## YOUR OBJECTIVE
In the records below, copy word for word every line from the one containing "table-row: 6332-101725% [389, 148, 642, 167]" through the one containing "ratio-cell: 52% [199, 549, 263, 568]", inclusive.

***** MATERIAL PROVIDED

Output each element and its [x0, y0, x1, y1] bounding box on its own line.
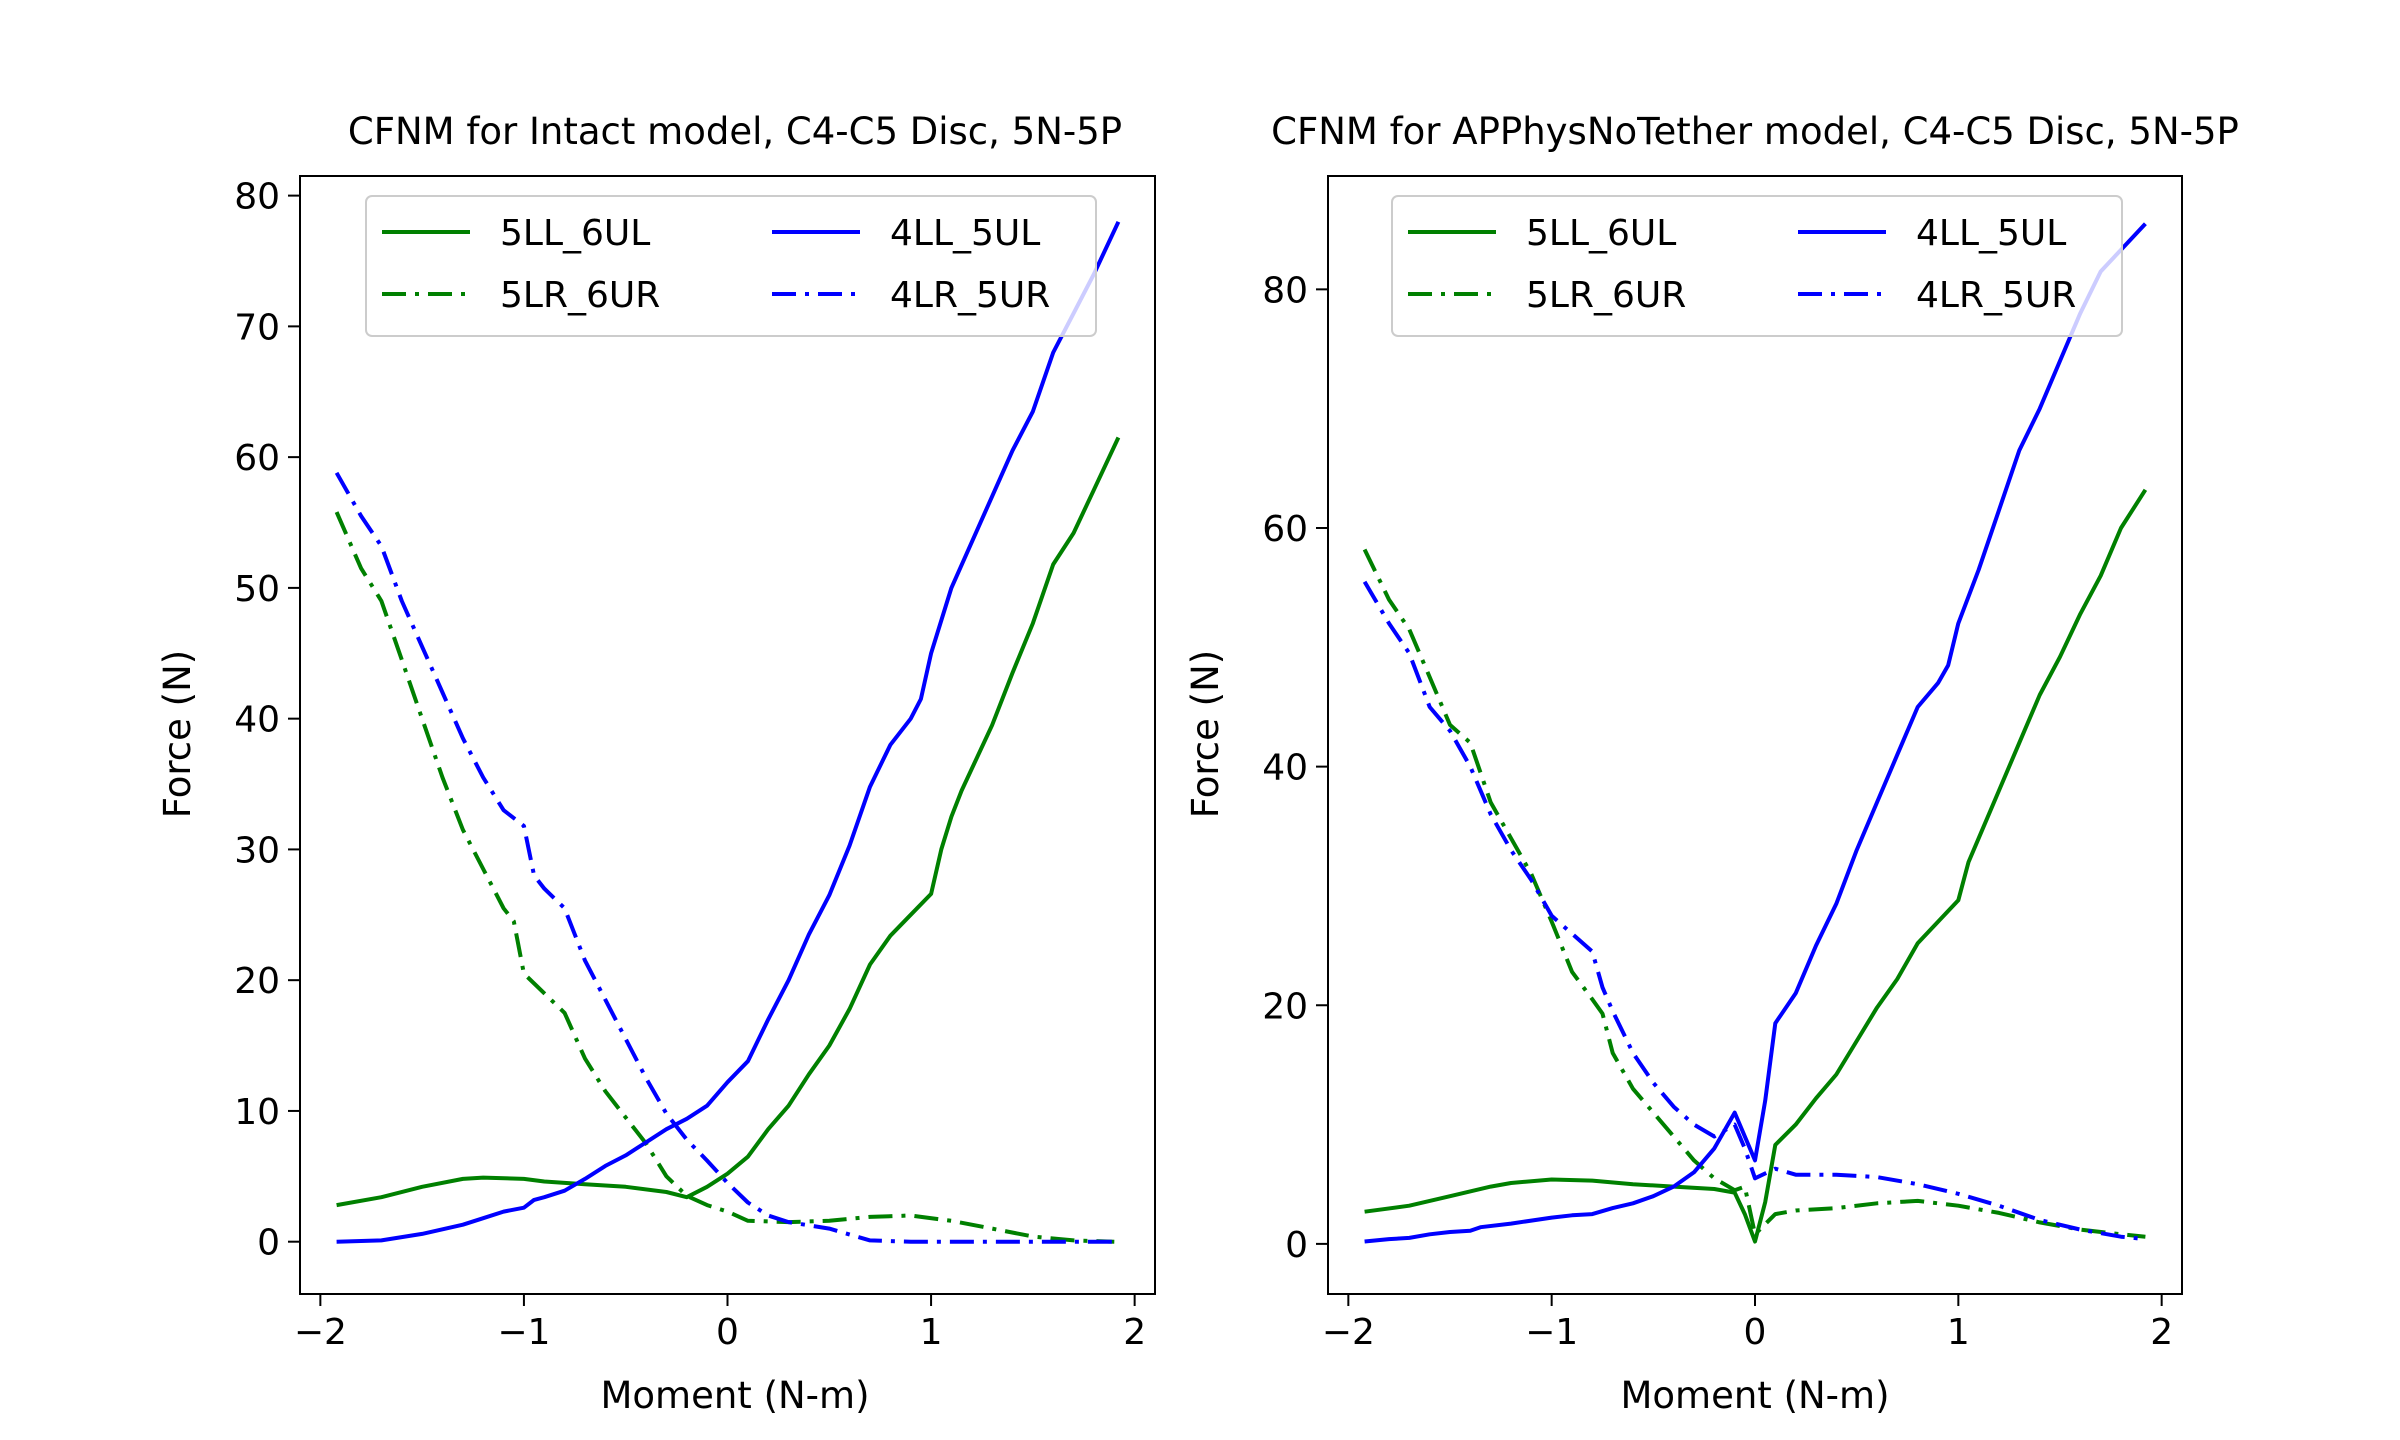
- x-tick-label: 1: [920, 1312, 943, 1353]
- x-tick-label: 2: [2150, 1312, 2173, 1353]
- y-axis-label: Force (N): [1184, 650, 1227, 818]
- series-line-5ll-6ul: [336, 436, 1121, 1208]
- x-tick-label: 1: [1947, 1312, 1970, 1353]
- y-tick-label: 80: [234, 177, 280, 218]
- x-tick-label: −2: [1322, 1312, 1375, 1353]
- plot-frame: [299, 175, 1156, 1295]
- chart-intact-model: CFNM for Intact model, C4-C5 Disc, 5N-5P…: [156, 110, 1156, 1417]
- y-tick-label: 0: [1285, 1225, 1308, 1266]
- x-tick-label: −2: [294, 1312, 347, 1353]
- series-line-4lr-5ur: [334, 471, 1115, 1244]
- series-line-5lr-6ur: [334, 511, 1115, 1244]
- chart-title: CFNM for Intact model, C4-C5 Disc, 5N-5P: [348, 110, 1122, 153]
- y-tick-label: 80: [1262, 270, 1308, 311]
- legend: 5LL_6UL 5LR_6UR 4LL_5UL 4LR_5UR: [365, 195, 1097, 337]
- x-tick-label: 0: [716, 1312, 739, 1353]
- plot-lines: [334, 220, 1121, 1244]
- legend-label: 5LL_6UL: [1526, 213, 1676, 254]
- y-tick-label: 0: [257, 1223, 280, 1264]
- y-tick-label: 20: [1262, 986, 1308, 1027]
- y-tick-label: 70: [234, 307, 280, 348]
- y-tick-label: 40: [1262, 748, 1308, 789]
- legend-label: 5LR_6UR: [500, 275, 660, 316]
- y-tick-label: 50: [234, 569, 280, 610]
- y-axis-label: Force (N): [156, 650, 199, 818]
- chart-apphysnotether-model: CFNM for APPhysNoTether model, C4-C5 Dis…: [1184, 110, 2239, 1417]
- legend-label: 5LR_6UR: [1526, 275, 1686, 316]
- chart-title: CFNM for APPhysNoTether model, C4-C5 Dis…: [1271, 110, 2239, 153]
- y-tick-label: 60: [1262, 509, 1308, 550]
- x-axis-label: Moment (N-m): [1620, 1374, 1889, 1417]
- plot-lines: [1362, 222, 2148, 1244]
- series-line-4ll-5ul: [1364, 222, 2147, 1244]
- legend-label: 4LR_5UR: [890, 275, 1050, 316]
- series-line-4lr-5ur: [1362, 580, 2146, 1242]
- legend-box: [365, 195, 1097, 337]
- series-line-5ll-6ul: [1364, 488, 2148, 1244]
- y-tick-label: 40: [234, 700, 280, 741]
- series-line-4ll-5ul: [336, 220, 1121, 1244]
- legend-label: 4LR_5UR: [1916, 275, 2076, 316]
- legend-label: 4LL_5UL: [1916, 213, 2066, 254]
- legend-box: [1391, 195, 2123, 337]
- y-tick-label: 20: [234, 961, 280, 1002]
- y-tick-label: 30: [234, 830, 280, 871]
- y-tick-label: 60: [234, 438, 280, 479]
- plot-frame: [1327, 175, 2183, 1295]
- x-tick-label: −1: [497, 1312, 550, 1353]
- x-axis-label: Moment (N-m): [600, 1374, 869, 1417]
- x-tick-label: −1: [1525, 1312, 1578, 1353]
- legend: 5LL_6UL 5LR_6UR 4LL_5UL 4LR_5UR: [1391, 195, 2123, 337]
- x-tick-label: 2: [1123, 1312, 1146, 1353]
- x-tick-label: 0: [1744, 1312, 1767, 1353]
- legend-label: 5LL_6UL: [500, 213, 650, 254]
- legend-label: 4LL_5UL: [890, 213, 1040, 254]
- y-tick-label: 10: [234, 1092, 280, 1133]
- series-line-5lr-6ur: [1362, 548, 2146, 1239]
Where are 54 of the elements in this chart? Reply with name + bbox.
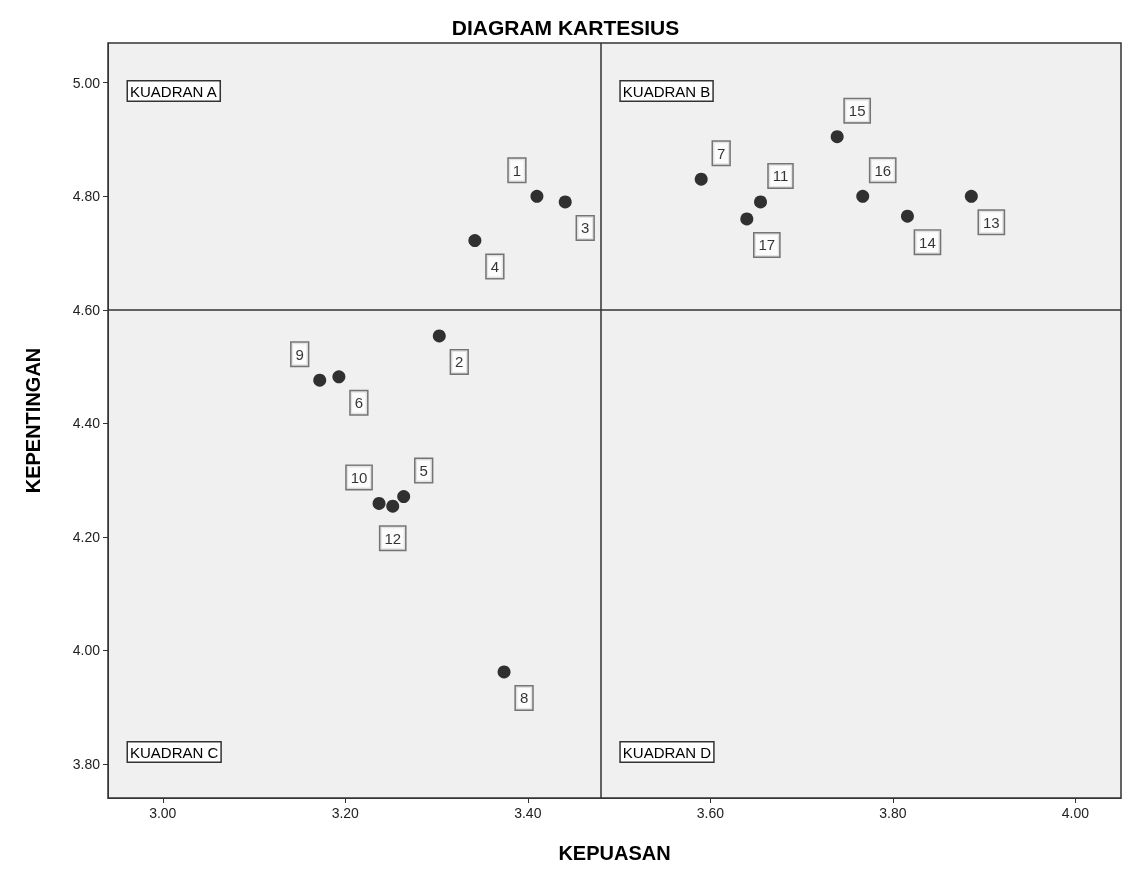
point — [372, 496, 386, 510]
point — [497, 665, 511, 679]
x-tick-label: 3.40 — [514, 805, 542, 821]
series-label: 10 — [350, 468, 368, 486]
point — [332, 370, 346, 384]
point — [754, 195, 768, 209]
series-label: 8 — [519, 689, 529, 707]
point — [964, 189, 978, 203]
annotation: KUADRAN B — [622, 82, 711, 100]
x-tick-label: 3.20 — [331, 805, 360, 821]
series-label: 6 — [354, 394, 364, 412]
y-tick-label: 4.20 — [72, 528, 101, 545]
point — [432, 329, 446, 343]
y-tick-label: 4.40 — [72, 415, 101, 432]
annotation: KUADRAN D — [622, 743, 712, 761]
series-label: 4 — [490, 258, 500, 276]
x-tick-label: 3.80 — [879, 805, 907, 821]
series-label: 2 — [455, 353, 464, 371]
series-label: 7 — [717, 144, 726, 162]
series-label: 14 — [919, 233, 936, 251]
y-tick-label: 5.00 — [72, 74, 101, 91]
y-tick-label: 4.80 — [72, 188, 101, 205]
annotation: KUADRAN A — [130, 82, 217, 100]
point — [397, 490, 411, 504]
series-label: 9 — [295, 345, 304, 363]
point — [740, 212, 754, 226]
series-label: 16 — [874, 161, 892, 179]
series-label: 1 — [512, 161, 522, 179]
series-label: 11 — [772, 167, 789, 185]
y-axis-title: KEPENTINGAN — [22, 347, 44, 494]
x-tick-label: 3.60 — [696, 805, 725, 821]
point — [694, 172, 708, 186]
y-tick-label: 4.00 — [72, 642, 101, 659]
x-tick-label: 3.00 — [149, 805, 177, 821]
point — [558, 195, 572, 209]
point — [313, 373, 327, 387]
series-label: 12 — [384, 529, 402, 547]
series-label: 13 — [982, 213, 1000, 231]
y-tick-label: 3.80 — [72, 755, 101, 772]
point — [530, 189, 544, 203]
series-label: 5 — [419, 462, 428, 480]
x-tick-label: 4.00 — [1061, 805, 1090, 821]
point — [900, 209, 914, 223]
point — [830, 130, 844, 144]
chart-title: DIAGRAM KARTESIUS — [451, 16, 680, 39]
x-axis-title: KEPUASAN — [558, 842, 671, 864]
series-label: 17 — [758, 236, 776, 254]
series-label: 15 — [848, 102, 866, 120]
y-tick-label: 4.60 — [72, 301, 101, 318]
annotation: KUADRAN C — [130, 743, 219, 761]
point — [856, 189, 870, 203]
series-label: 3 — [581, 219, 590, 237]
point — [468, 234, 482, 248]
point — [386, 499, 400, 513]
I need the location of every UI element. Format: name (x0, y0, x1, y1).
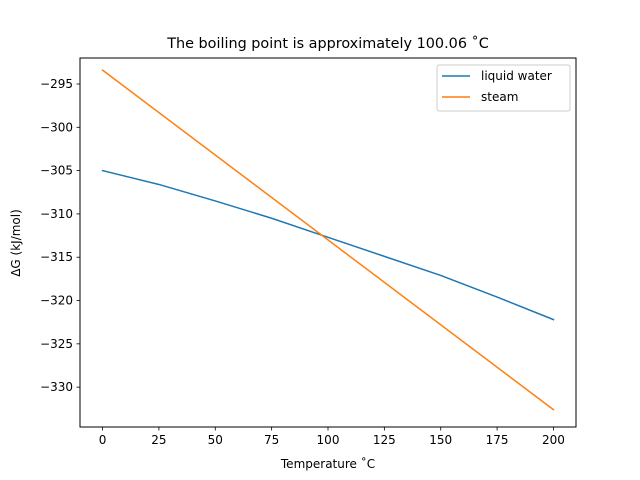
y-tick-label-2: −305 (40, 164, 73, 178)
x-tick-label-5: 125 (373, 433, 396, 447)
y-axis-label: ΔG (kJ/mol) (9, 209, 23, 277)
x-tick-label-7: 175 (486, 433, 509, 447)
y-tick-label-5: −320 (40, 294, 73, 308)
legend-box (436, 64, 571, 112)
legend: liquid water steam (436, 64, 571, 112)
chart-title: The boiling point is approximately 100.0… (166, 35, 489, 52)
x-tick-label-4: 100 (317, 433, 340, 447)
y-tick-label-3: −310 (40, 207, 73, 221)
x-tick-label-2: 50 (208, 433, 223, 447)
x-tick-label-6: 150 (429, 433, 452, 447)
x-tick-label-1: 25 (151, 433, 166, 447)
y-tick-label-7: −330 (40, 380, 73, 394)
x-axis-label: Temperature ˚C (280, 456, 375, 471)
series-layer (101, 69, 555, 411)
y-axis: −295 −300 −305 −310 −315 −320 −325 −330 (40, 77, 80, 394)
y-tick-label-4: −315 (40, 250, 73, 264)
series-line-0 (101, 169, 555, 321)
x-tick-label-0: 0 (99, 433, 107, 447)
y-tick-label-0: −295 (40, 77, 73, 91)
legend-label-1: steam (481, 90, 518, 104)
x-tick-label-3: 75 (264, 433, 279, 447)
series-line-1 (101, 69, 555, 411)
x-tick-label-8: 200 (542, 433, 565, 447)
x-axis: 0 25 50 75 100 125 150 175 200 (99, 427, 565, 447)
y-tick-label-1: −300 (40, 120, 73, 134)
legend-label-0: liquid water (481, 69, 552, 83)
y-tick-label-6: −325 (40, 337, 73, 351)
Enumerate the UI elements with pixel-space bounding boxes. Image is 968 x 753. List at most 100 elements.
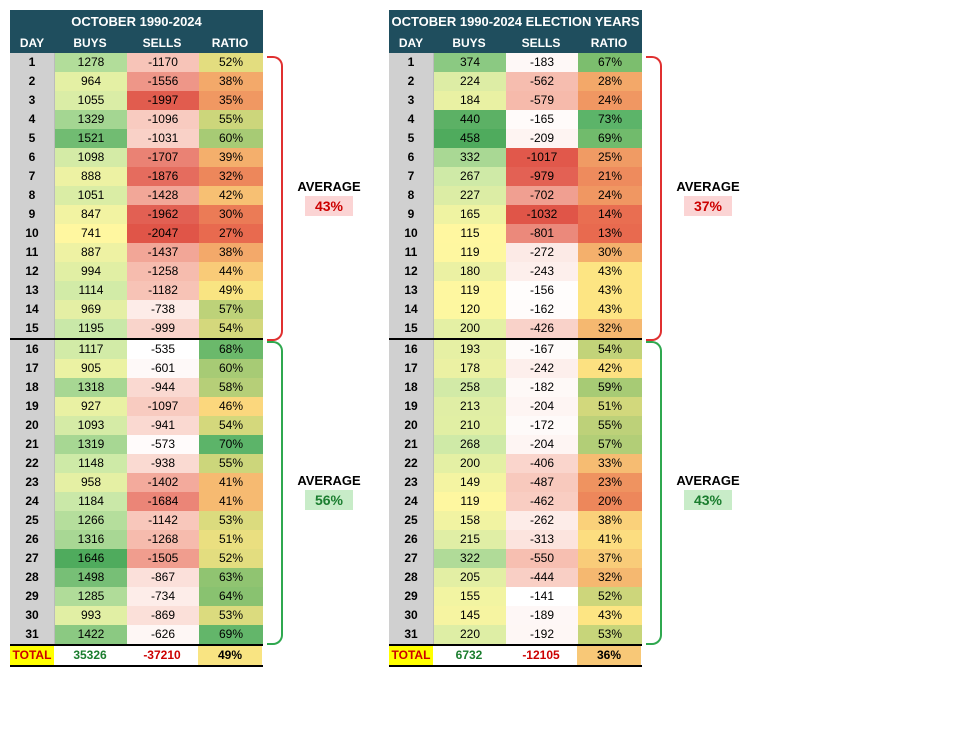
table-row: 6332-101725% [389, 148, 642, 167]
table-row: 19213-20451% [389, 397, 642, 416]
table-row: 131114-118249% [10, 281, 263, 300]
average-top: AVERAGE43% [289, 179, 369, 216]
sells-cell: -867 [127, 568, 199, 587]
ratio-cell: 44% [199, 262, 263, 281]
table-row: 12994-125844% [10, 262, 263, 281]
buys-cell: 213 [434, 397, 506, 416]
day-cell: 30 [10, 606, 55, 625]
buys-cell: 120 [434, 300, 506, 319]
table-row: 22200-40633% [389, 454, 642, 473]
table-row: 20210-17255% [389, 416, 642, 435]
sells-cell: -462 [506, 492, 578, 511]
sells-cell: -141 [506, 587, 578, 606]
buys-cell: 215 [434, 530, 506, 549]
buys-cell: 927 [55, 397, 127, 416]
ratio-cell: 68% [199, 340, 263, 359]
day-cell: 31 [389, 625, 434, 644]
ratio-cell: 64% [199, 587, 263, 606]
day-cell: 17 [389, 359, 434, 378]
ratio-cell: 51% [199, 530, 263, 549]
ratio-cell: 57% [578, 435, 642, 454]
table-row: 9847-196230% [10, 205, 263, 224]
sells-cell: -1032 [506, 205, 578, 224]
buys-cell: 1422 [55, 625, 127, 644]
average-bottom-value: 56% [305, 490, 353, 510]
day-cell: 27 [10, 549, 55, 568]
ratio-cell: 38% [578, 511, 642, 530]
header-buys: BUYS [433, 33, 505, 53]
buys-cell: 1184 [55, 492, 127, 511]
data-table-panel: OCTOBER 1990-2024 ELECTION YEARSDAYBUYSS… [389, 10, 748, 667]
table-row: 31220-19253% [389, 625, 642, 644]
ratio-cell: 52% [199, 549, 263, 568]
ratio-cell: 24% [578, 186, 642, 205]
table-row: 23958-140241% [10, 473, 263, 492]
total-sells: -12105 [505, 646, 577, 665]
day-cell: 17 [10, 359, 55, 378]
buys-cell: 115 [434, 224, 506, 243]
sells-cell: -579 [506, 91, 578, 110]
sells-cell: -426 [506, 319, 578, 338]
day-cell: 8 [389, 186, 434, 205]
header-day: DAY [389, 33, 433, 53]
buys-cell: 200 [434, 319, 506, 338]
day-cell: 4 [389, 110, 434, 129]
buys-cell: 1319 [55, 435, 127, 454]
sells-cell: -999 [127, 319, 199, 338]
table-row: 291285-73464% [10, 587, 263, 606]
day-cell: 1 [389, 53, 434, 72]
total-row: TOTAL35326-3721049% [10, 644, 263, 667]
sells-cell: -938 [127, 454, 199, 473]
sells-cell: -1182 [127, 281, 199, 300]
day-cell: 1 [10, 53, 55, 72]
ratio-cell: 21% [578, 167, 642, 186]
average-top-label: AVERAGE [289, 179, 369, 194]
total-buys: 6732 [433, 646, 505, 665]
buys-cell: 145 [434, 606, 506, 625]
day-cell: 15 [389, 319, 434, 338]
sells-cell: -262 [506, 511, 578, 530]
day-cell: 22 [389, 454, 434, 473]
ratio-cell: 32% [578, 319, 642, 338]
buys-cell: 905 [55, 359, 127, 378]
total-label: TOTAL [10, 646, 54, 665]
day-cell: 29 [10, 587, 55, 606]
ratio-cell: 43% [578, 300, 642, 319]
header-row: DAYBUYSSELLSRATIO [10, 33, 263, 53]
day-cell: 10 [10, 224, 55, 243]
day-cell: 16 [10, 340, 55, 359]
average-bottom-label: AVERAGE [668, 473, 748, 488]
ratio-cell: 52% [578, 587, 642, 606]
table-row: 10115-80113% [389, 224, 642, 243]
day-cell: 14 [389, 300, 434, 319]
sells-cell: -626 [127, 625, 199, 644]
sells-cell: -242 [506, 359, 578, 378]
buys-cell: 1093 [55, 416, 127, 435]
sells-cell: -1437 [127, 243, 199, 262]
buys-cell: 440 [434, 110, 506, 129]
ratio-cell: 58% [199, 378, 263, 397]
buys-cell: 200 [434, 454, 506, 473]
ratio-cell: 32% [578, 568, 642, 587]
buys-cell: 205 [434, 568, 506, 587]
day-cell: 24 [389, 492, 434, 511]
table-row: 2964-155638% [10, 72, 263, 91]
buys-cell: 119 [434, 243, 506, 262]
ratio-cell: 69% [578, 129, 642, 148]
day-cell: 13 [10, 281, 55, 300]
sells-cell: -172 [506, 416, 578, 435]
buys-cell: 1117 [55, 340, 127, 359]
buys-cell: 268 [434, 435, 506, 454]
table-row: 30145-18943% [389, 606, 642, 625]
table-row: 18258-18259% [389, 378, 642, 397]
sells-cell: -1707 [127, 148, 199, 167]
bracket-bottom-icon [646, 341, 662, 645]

**********

## SOLUTION FOR THIS PROBLEM
table-row: 6332-101725% [389, 148, 642, 167]
table-row: 19213-20451% [389, 397, 642, 416]
table-row: 131114-118249% [10, 281, 263, 300]
average-top: AVERAGE43% [289, 179, 369, 216]
sells-cell: -867 [127, 568, 199, 587]
ratio-cell: 44% [199, 262, 263, 281]
table-row: 12994-125844% [10, 262, 263, 281]
buys-cell: 213 [434, 397, 506, 416]
day-cell: 30 [10, 606, 55, 625]
buys-cell: 120 [434, 300, 506, 319]
table-row: 22200-40633% [389, 454, 642, 473]
table-row: 20210-17255% [389, 416, 642, 435]
sells-cell: -462 [506, 492, 578, 511]
sells-cell: -141 [506, 587, 578, 606]
buys-cell: 215 [434, 530, 506, 549]
buys-cell: 927 [55, 397, 127, 416]
ratio-cell: 68% [199, 340, 263, 359]
day-cell: 31 [389, 625, 434, 644]
ratio-cell: 64% [199, 587, 263, 606]
day-cell: 17 [389, 359, 434, 378]
ratio-cell: 51% [199, 530, 263, 549]
ratio-cell: 57% [578, 435, 642, 454]
table-row: 9847-196230% [10, 205, 263, 224]
sells-cell: -1032 [506, 205, 578, 224]
buys-cell: 1422 [55, 625, 127, 644]
average-bottom-value: 56% [305, 490, 353, 510]
day-cell: 27 [10, 549, 55, 568]
ratio-cell: 38% [578, 511, 642, 530]
header-buys: BUYS [433, 33, 505, 53]
buys-cell: 1184 [55, 492, 127, 511]
data-table-panel: OCTOBER 1990-2024 ELECTION YEARSDAYBUYSS… [389, 10, 748, 667]
table-row: 31220-19253% [389, 625, 642, 644]
ratio-cell: 52% [199, 549, 263, 568]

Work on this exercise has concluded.